Each line containing the word "according" needs to be copied.

Saved entries

══════════════════════════════

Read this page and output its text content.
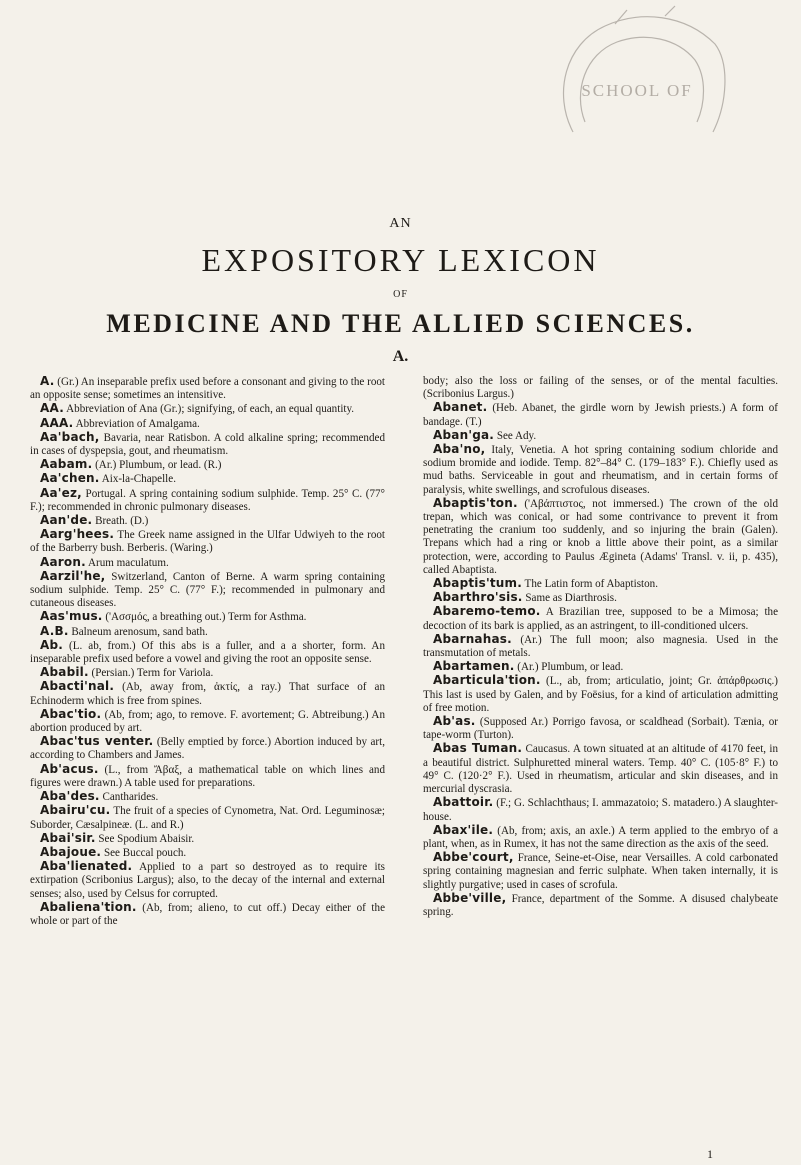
SCHOOL OF
AN
EXPOSITORY LEXICON
OF
MEDICINE AND THE ALLIED SCIENCES.
A.

A. (Gr.) An inseparable prefix used before a consonant and giving to the root an opposite sense; sometimes an intensitive.

AA. Abbreviation of Ana (Gr.); signifying, of each, an equal quantity.

AAA. Abbreviation of Amalgama.

Aa'bach, Bavaria, near Ratisbon. A cold alkaline spring; recommended in cases of dyspepsia, gout, and rheumatism.

Aabam. (Ar.) Plumbum, or lead. (R.)

Aa'chen. Aix-la-Chapelle.

Aa'ez, Portugal. A spring containing sodium sulphide. Temp. 25° C. (77° F.); recommended in chronic pulmonary diseases.

Aan'de. Breath. (D.)

Aarg'hees. The Greek name assigned in the Ulfar Udwiyeh to the root of the Barberry bush. Berberis. (Waring.)

Aaron. Arum maculatum.

Aarzil'he, Switzerland, Canton of Berne. A warm spring containing sodium sulphide. Temp. 25° C. (77° F.); recommended in pulmonary and cutaneous diseases.

Aas'mus. ('Ασσμός, a breathing out.) Term for Asthma.

A.B. Balneum arenosum, sand bath.

Ab. (L. ab, from.) Of this abs is a fuller, and a a shorter, form. An inseparable prefix used before a vowel and giving the root an opposite sense.

Ababil. (Persian.) Term for Variola.

Abacti'nal. (Ab, away from, ἀκτίς, a ray.) That surface of an Echinoderm which is free from spines.

Abac'tio. (Ab, from; ago, to remove. F. avortement; G. Abtreibung.) An abortion produced by art.

Abac'tus venter. (Belly emptied by force.) Abortion induced by art, according to Chambers and James.

Ab'acus. (L., from Ἄβαξ, a mathematical table on which lines and figures were drawn.) A table used for preparations.

Aba'des. Cantharides.

Abairu'cu. The fruit of a species of Cynometra, Nat. Ord. Leguminosæ; Suborder, Cæsalpineæ. (L. and R.)

Abai'sir. See Spodium Abaisir.

Abajoue. See Buccal pouch.

Aba'lienated. Applied to a part so destroyed as to require its extirpation (Scribonius Largus); also, to the decay of the internal and external senses; also, used by Celsus for corrupted.

Abaliena'tion. (Ab, from; alieno, to cut off.) Decay either of the whole or part of the

body; also the loss or failing of the senses, or of the mental faculties. (Scribonius Largus.)

Abanet. (Heb. Abanet, the girdle worn by Jewish priests.) A form of bandage. (T.)

Aban'ga. See Ady.

Aba'no, Italy, Venetia. A hot spring containing sodium chloride and sodium bromide and iodide. Temp. 82°–84° C. (179–183° F.). Chiefly used as mud baths. Serviceable in gout and rheumatism, and in certain forms of paralysis, white swellings, and scrofulous diseases.

Abaptis'ton. ('Αβάπτιστος, not immersed.) The crown of the old trepan, which was conical, or had some contrivance to prevent it from penetrating the cranium too suddenly, and so injuring the brain (Galen). Trepans which had a ring or knob a little above their point, as a similar protection, were, according to Paulus Ægineta (Adams' Transl. v. ii, p. 435), called Abaptista.

Abaptis'tum. The Latin form of Abaptiston.

Abarthro'sis. Same as Diarthrosis.

Abaremo-temo. A Brazilian tree, supposed to be a Mimosa; the decoction of its bark is applied, as an astringent, to ill-conditioned ulcers.

Abarnahas. (Ar.) The full moon; also magnesia. Used in the transmutation of metals.

Abartamen. (Ar.) Plumbum, or lead.

Abarticula'tion. (L., ab, from; articulatio, joint; Gr. ἀπάρθρωσις.) This last is used by Galen, and by Foësius, for a kind of articulation admitting of free motion.

Ab'as. (Supposed Ar.) Porrigo favosa, or scaldhead (Sorbait). Tænia, or tape-worm (Turton).

Abas Tuman. Caucasus. A town situated at an altitude of 4170 feet, in a beautiful district. Sulphuretted mineral waters. Temp. 40° C. (105·8° F.) to 49° C. (120·2° F.). Used in rheumatism, articular and skin diseases, and in mercurial dyscrasia.

Abattoir. (F.; G. Schlachthaus; I. ammazatoio; S. matadero.) A slaughter-house.

Abax'ile. (Ab, from; axis, an axle.) A term applied to the embryo of a plant, when, as in Rumex, it has not the same direction as the axis of the seed.

Abbe'court, France, Seine-et-Oise, near Versailles. A cold carbonated spring containing magnesian and ferric sulphate. When taken internally, it is slightly purgative; used in cases of scrofula.

Abbe'ville, France, department of the Somme. A disused chalybeate spring.

1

══════════════════════════════

▶ [Answer to the exercise]:
Abac'tus venter. (Belly emptied by force.) Abortion induced by art, according to Chambers and James.
Abaptis'ton. ('Αβάπτιστος, not immersed.) The crown of the old trepan, which was conical, or had some contrivance to prevent it from penetrating the cranium too suddenly, and so injuring the brain (Galen). Trepans which had a ring or knob a little above their point, as a similar protection, were, according to Paulus Ægineta (Adams' Transl. v. ii, p. 435), called Abaptista.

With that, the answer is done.